■ WHAT THE TASK ASKS ■
All of the lines below are to be printed again exactly; images are excluded from the output.

■ DATA ■
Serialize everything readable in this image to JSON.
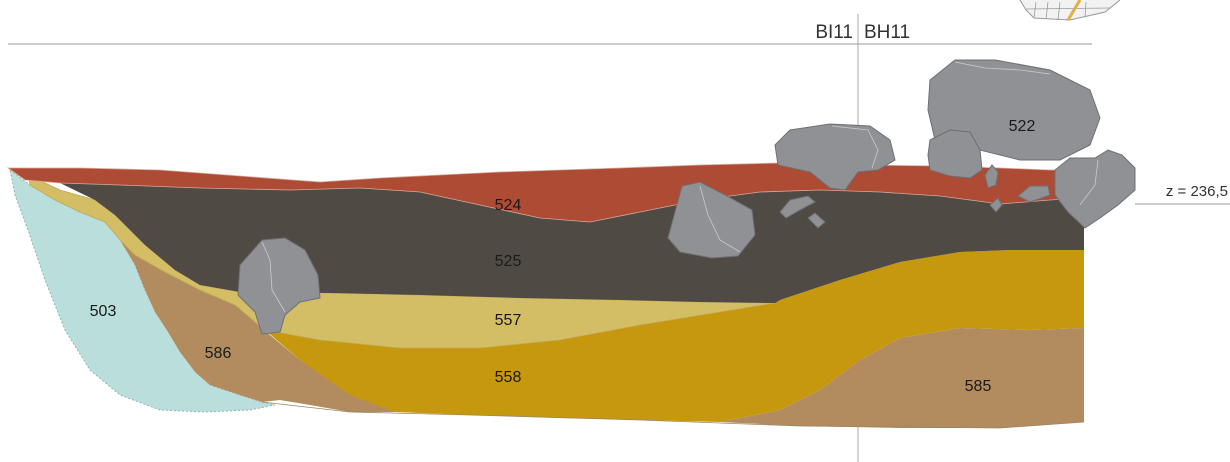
{
  "grid": {
    "left_square": "BI11",
    "right_square": "BH11"
  },
  "elevation": "z = 236,5",
  "layers": [
    {
      "id": "524",
      "color": "#ad4b34"
    },
    {
      "id": "525",
      "color": "#4f4a44"
    },
    {
      "id": "557",
      "color": "#d3bd65"
    },
    {
      "id": "558",
      "color": "#c6980e"
    },
    {
      "id": "585",
      "color": "#b28b5e"
    },
    {
      "id": "586",
      "color": "#b28b5e"
    },
    {
      "id": "503",
      "color": "#b9dedb"
    }
  ],
  "stone_label": "522",
  "colors": {
    "stone": "#8f9194",
    "grid_line": "#999999"
  }
}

■ SOLUTION TO THIS EXERCISE ■
Serialize everything readable in this image to JSON.
{
  "grid": {
    "left_square": "BI11",
    "right_square": "BH11"
  },
  "elevation": "z = 236,5",
  "layers": [
    {
      "id": "524",
      "color": "#ad4b34"
    },
    {
      "id": "525",
      "color": "#4f4a44"
    },
    {
      "id": "557",
      "color": "#d3bd65"
    },
    {
      "id": "558",
      "color": "#c6980e"
    },
    {
      "id": "585",
      "color": "#b28b5e"
    },
    {
      "id": "586",
      "color": "#b28b5e"
    },
    {
      "id": "503",
      "color": "#b9dedb"
    }
  ],
  "stone_label": "522",
  "colors": {
    "stone": "#8f9194",
    "grid_line": "#999999"
  }
}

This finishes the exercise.